▶ [Your instructions] Spot each line in the records below where the word "Range" occurs, then copy it.

▶ [Provided records]
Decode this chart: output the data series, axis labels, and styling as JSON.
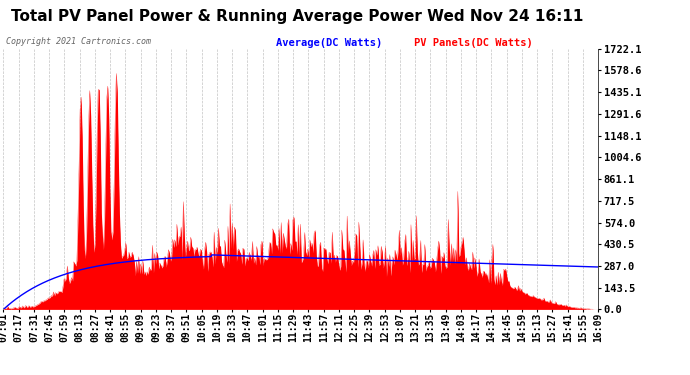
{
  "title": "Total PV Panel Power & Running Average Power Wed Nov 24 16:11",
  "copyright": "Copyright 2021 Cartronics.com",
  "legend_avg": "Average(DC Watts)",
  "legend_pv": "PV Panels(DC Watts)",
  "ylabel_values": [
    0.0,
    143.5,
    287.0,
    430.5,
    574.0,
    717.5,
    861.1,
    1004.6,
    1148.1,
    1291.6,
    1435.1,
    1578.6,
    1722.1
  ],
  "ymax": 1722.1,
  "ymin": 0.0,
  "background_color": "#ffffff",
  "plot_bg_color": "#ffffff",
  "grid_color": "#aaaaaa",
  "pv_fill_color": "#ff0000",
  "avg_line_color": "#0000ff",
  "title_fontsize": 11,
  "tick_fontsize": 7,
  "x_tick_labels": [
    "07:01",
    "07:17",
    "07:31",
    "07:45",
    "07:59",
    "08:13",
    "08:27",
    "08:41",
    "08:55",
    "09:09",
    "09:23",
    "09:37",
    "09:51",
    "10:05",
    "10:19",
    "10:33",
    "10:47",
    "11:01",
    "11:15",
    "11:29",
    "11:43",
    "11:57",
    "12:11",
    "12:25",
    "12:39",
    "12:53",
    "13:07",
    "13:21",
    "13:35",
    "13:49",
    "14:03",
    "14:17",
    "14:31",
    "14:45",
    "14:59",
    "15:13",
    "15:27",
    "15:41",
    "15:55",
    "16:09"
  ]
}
* * *
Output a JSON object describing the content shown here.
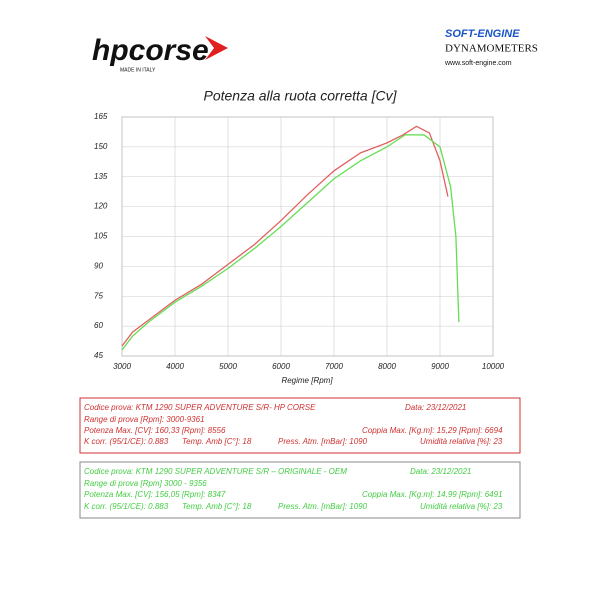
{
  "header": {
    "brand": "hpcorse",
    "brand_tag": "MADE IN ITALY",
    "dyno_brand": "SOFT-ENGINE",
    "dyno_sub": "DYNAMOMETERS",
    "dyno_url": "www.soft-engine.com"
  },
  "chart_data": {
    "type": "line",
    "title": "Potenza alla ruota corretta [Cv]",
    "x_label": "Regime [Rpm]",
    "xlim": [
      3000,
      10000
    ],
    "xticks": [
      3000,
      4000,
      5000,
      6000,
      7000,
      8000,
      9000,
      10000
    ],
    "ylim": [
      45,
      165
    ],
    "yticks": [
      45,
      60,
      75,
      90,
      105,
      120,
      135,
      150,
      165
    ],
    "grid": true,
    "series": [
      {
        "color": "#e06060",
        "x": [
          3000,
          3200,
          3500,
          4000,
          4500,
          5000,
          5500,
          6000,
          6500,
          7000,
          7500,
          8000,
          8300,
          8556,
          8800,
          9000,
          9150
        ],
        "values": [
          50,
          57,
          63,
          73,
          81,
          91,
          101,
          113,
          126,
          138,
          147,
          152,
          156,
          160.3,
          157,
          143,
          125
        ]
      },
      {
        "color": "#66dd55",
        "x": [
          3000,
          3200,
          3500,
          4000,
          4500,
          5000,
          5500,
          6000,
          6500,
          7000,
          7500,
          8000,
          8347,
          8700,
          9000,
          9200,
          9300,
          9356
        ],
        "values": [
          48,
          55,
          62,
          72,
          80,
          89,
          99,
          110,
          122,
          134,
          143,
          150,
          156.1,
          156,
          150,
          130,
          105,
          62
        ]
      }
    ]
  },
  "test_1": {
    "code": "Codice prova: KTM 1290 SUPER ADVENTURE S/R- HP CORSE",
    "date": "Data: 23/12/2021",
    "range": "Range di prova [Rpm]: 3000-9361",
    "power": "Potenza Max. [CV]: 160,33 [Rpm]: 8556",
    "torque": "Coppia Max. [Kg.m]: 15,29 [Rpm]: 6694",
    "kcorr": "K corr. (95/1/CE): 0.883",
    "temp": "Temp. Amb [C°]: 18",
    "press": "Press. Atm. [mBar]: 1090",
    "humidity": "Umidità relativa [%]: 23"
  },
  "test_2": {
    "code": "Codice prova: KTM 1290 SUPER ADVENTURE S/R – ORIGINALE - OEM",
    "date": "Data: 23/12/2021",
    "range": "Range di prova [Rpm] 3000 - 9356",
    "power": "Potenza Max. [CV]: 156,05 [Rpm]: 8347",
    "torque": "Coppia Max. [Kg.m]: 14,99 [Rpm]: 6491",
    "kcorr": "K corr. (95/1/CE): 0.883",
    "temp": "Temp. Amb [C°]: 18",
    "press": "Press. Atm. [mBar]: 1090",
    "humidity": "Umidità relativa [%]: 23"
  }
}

▶ [Reply to the task]
    "range": "Range di prova [Rpm]: 3000-9361",
    "range": "Range di prova [Rpm] 3000 - 9356",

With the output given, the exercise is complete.